→ EXTRACT PROVIDED
** BEGIN **
# Writing > General Writing >  What is the Difference Between a Good Writer and a Bad Writer?

## AuntShecky

While in search of something else on the big ol' Web, I found this, from Richard Nordquist's consistently useful
website. The very short article attempts to answer the age-old question, "What is the difference between a good writer and a bad writer?"

If you are so inclined, please click, read, and comment:
http://grammar.about.com/od/advicefr...tersandbad.htm


P.S. Numbers 1-9 aside, yours fooly has #10 down!

----------


## Jack of Hearts

This 'would-be writer' doesn't believe anything anymore. Or how about human consciousness runs toward daylight and according it to something tangible ties its legs together.

As for the link, a cut more interesting than most such lists in this category. Thanks for posting it.
** END **
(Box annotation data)
** BEGIN **
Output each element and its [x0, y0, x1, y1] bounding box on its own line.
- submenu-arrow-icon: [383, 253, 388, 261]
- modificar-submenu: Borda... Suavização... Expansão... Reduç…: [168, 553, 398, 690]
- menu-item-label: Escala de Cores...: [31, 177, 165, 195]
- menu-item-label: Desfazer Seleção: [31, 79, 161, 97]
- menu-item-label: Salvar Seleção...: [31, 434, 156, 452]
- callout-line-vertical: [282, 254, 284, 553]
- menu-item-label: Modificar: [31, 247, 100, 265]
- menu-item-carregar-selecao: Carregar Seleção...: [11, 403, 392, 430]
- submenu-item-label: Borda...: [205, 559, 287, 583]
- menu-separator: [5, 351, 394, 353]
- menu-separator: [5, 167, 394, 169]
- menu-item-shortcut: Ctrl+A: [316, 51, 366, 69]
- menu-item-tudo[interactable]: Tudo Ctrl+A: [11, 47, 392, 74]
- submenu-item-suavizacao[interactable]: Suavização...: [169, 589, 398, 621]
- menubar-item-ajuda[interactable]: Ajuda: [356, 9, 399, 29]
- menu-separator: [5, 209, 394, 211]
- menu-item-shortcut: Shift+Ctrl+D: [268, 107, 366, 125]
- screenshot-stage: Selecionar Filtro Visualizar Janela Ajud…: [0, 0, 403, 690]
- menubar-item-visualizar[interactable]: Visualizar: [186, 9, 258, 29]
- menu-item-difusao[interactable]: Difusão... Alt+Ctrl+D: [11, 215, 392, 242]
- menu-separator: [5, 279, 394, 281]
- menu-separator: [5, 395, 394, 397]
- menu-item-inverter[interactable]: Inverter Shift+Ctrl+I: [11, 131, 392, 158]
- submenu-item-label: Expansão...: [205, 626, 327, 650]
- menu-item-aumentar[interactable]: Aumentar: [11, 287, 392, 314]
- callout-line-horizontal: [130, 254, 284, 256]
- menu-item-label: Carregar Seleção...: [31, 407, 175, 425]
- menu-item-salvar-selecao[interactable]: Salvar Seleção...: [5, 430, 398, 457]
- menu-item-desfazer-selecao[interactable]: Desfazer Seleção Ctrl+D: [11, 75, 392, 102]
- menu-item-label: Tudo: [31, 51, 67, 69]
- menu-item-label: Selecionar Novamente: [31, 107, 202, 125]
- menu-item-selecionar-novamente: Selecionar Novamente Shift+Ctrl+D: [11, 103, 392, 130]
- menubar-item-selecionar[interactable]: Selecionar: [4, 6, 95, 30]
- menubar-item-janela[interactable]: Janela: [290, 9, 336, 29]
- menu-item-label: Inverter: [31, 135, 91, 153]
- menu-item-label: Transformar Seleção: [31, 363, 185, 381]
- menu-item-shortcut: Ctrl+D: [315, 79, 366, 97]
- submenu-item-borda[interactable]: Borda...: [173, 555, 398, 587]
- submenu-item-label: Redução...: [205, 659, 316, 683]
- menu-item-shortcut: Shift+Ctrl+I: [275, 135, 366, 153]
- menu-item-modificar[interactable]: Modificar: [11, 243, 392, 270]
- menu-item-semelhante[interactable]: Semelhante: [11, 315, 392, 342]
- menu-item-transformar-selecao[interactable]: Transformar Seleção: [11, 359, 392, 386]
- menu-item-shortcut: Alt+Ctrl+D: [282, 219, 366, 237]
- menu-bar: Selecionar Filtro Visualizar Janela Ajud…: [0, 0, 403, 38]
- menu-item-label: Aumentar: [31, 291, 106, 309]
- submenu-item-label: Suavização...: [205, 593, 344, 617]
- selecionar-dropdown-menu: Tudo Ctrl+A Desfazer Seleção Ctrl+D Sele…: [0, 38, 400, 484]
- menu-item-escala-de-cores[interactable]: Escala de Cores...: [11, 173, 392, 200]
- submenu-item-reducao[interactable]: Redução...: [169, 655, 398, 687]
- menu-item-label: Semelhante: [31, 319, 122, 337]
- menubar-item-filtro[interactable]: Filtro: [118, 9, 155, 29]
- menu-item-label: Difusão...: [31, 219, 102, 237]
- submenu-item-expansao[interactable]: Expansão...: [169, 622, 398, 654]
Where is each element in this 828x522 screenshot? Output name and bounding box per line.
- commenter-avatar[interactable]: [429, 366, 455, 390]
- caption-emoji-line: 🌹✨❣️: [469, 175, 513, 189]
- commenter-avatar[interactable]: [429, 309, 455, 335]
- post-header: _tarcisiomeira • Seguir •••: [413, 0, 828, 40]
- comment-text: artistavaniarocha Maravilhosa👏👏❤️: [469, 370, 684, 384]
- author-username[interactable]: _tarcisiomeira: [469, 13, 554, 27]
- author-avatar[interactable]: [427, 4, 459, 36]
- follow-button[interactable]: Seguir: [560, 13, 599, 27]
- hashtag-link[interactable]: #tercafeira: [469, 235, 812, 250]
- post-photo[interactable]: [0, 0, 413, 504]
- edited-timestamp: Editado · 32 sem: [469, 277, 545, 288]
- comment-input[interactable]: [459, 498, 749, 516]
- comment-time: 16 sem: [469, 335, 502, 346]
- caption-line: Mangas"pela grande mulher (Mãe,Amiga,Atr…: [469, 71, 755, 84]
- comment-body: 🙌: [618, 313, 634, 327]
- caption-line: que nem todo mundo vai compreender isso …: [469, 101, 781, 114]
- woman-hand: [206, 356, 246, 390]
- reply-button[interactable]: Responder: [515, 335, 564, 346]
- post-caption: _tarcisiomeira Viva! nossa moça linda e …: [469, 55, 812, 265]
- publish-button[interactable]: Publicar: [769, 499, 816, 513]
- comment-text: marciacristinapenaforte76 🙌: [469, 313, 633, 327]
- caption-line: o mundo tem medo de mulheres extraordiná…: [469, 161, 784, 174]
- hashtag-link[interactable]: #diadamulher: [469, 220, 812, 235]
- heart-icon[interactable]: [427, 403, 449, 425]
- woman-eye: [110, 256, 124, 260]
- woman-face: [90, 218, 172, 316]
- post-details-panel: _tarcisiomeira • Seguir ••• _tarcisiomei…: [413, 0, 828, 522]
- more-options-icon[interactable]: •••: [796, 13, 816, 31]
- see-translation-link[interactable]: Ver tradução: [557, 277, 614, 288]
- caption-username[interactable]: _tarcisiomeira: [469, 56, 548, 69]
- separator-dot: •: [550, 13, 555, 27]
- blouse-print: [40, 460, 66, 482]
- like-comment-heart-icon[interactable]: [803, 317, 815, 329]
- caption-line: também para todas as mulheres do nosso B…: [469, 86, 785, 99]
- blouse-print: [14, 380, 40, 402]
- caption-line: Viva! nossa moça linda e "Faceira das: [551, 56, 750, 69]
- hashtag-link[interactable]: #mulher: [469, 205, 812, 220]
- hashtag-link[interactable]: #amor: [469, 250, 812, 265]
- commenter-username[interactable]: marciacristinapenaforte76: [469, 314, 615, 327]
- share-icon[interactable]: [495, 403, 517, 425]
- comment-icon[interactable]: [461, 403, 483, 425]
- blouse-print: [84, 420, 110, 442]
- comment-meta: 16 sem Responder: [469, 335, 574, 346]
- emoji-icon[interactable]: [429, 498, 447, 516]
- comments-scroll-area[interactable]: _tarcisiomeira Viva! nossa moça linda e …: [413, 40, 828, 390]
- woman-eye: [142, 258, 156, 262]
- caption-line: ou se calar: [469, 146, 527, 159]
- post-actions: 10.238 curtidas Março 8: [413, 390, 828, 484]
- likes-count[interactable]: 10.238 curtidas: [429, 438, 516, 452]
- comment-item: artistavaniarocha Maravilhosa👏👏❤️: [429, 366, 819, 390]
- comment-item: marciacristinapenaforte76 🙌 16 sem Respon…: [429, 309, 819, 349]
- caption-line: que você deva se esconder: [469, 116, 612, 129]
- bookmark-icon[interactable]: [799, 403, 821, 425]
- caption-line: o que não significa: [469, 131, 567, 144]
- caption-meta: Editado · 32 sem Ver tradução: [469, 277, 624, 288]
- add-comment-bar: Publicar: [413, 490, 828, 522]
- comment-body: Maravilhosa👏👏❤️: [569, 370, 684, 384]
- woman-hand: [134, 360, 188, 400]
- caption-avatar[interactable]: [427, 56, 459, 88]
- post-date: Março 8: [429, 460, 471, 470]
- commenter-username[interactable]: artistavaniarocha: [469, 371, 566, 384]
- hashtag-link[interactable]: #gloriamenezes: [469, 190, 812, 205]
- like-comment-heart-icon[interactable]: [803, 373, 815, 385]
** END **
→ EXERCISE TASKS
A: In the records, start at the beginning and stop after the line containing "- menu-item-tudo[interactable]: Tudo". Rewrite those lines with "menu-separator" changed to "menu-divider" and everything else left as is.
B: Continue the forum thread on the difference between good and bad writers, starting after its last post.

→ ANSWERS TO EACH TASK
A:
Output each element and its [x0, y0, x1, y1] bounding box on its own line.
- submenu-arrow-icon: [383, 253, 388, 261]
- modificar-submenu: Borda... Suavização... Expansão... Reduç…: [168, 553, 398, 690]
- menu-item-label: Escala de Cores...: [31, 177, 165, 195]
- menu-item-label: Desfazer Seleção: [31, 79, 161, 97]
- menu-item-label: Salvar Seleção...: [31, 434, 156, 452]
- callout-line-vertical: [282, 254, 284, 553]
- menu-item-label: Modificar: [31, 247, 100, 265]
- menu-item-carregar-selecao: Carregar Seleção...: [11, 403, 392, 430]
- submenu-item-label: Borda...: [205, 559, 287, 583]
- menu-divider: [5, 351, 394, 353]
- menu-divider: [5, 167, 394, 169]
- menu-item-shortcut: Ctrl+A: [316, 51, 366, 69]
- menu-item-tudo[interactable]: Tudo Ctrl+A: [11, 47, 392, 74]

B:
J

----------


## prendrelemick

re. #8 :Smilewinkgrin: 




> While in search of something else[strike] on the big ol' Web, [/strike] I found this, from Richard Nordquist's [strike] consistently useful [/strike]
> website. The [strike]very short [/strike] article attempts to answer the [strike]age-old [/strike] question, "What is the difference between a good writer and a bad writer?"
> 
> [strike]If you are so inclined, [/strike] please click, read, and comment:
> http://grammar.about.com/od/advicefr...tersandbad.htm
> 
> 
> P.S. [strike]Numbers 1-9 aside, [/strike] yours fooly has #10 down!



The trouble is, all your personality has gone.

----------


## Delta40

Didn't you post this before? Is that a sign of a bad writer or just a bad memory??  :Smilewinkgrin:

----------


## AuntShecky

> re. #8
> 
> The trouble is, all your personality has gone.


Re: If by "your" you meant yours fooly, then I don't doubt some folks would see that as a "consummation devoutly to be wished."





> Didn't you post this before? Is that a sign of a bad writer or just a bad memory??


Well, Delta, I harbor no illusions contrary to the fact that I may already be showing signs of premature senility-- not so "premature" at that!-- but I think I know which previous thread you mean, which does share some similarities:

73 Ways That Might Make You a Better Writer (but ProbablyWon't)

----------


## zoolane

Not sure what number I am within the list.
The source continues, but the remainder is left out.